Show each line of the data below that has the string "числе" in it.

· · · · ·

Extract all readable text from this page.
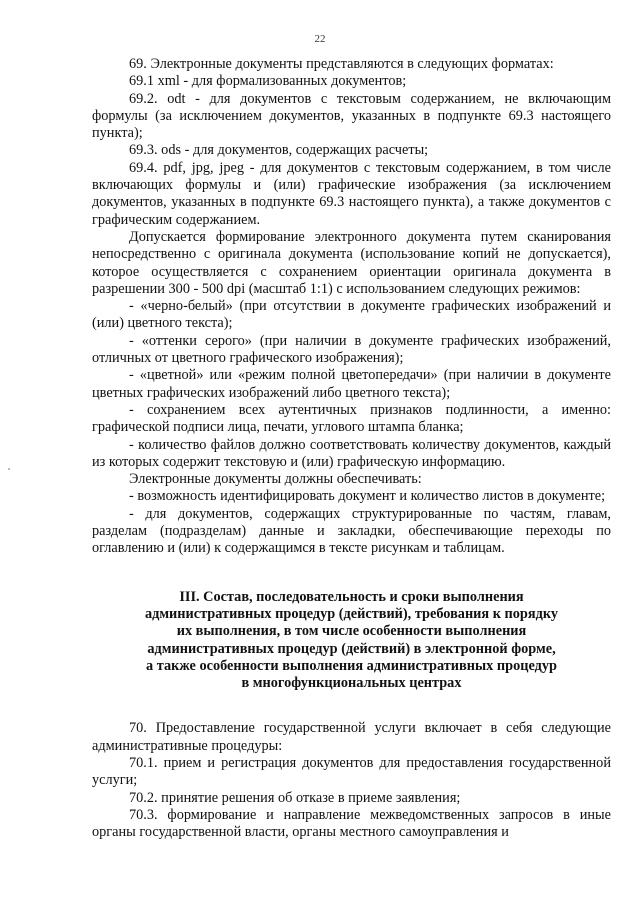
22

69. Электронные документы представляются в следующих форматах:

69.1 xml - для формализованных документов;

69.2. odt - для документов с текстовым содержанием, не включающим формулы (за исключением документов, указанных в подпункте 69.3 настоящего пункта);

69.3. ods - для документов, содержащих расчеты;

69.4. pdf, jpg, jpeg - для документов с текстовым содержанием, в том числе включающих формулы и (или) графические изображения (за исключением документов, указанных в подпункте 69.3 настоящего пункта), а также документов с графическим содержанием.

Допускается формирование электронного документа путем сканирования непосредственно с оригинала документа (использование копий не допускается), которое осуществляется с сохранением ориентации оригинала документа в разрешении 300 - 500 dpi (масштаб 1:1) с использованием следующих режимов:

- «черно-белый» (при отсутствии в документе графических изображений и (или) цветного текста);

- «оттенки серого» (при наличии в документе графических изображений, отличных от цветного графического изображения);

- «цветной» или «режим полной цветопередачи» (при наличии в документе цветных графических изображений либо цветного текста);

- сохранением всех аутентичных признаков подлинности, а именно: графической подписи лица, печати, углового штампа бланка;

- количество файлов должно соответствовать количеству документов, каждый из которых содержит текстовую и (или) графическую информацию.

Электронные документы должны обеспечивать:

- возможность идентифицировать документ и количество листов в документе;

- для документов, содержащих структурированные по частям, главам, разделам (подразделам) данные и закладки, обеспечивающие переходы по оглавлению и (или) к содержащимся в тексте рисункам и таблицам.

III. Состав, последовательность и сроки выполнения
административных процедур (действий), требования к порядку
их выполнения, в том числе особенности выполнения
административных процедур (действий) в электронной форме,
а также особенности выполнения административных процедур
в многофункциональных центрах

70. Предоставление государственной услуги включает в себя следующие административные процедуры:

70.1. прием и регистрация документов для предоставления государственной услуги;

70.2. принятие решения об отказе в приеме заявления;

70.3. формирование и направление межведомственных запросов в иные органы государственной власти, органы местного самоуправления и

· · · · ·

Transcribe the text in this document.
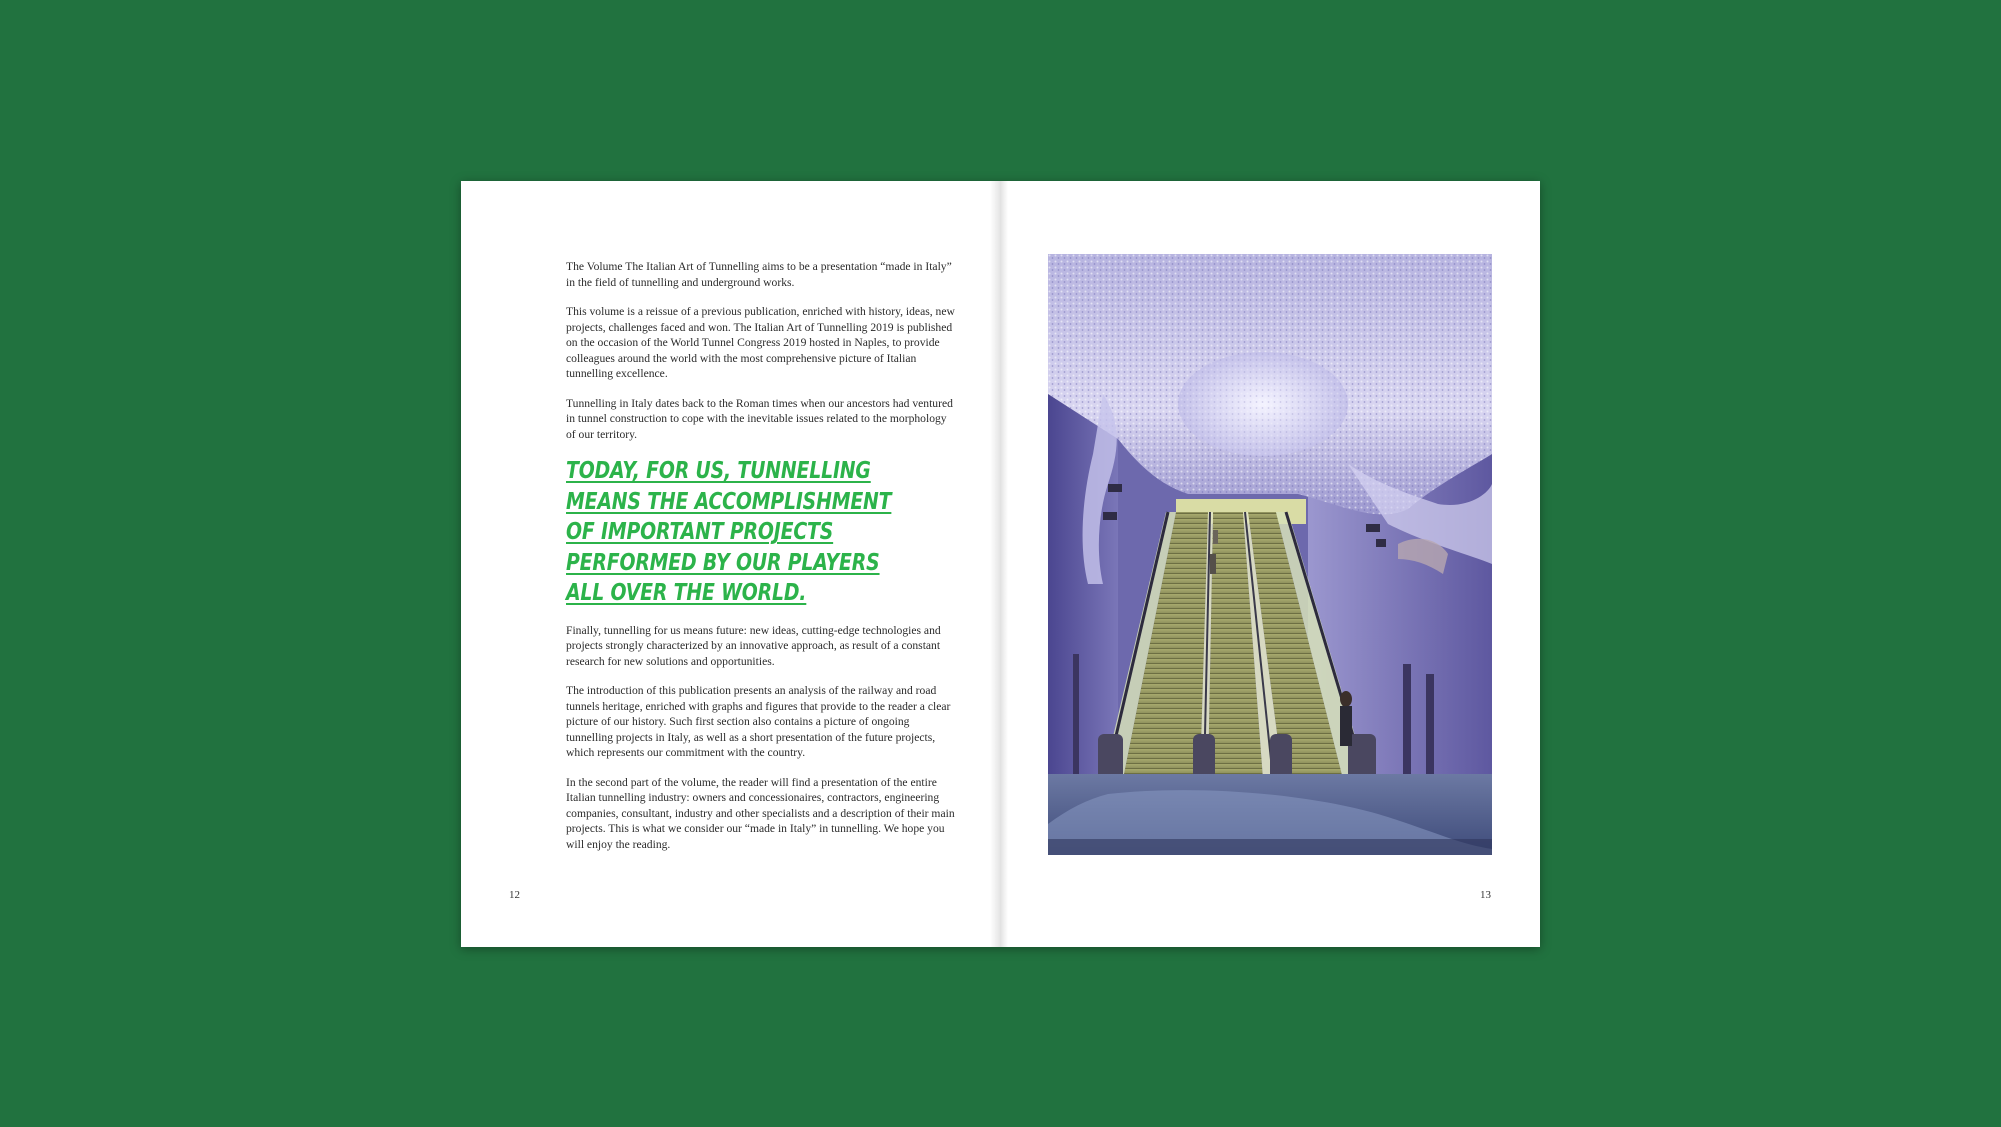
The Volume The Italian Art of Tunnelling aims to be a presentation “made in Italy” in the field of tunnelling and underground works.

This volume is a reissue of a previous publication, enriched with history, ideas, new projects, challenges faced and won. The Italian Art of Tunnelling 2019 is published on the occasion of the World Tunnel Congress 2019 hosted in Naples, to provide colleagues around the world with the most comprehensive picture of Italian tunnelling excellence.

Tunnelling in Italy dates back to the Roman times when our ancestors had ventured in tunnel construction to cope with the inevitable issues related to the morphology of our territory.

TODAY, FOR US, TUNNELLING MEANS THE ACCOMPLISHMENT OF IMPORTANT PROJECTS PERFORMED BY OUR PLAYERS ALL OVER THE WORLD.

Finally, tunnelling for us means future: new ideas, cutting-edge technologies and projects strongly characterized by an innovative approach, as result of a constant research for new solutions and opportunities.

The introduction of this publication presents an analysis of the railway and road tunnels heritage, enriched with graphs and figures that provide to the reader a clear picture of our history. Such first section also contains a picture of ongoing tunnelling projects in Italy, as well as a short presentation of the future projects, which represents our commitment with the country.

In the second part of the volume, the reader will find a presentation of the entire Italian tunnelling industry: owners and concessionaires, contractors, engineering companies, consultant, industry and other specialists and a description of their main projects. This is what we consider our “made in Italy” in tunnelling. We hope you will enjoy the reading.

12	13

· · · · ·

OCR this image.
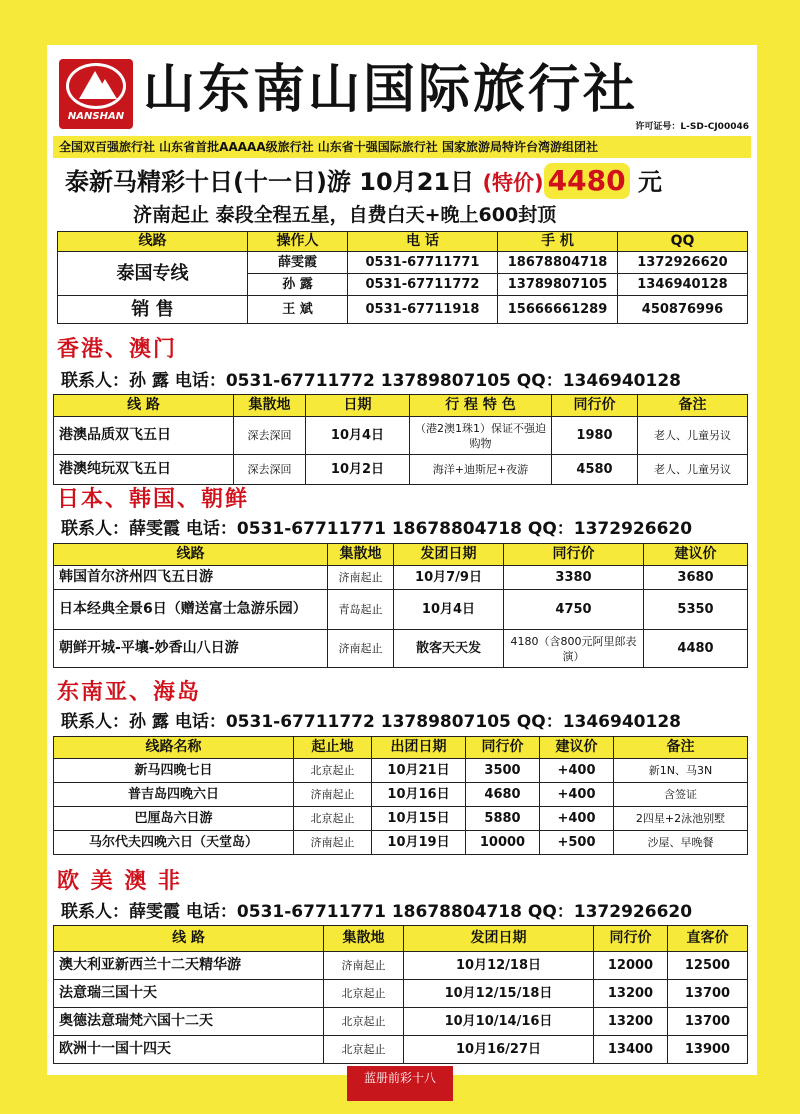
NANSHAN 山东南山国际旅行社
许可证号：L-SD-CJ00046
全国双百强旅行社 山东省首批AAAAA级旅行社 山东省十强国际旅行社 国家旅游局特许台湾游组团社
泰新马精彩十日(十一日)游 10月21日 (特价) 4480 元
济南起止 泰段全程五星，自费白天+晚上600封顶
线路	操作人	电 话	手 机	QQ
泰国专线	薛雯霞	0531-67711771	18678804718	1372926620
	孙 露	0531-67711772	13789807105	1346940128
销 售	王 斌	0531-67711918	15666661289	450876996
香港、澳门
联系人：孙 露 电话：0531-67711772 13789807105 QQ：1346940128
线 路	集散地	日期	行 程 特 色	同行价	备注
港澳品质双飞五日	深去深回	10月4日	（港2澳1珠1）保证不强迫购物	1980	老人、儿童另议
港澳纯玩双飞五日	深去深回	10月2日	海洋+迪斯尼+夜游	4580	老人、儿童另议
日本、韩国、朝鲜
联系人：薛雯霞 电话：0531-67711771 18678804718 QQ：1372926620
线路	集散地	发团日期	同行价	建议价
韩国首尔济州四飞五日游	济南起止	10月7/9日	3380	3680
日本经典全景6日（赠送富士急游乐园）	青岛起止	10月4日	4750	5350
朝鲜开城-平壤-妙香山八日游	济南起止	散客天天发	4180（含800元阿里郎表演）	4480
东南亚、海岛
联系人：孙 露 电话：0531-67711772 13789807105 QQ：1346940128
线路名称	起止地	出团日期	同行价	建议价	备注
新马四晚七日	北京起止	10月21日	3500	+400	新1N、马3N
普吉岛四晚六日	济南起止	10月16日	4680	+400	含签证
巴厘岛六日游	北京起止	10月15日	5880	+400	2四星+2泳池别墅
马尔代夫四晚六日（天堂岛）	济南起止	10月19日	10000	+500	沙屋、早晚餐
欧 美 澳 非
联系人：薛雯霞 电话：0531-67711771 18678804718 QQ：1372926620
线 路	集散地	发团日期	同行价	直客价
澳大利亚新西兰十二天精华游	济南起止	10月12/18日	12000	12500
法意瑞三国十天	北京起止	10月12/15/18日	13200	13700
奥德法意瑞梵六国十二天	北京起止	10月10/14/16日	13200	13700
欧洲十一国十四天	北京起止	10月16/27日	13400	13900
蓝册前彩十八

· · · · ·

■ **Exercise answer**:
69.4. pdf, jpg, jpeg - для документов с текстовым содержанием, в том числе включающих формулы и (или) графические изображения (за исключением документов, указанных в подпункте 69.3 настоящего пункта), а также документов с графическим содержанием.
их выполнения, в том числе особенности выполнения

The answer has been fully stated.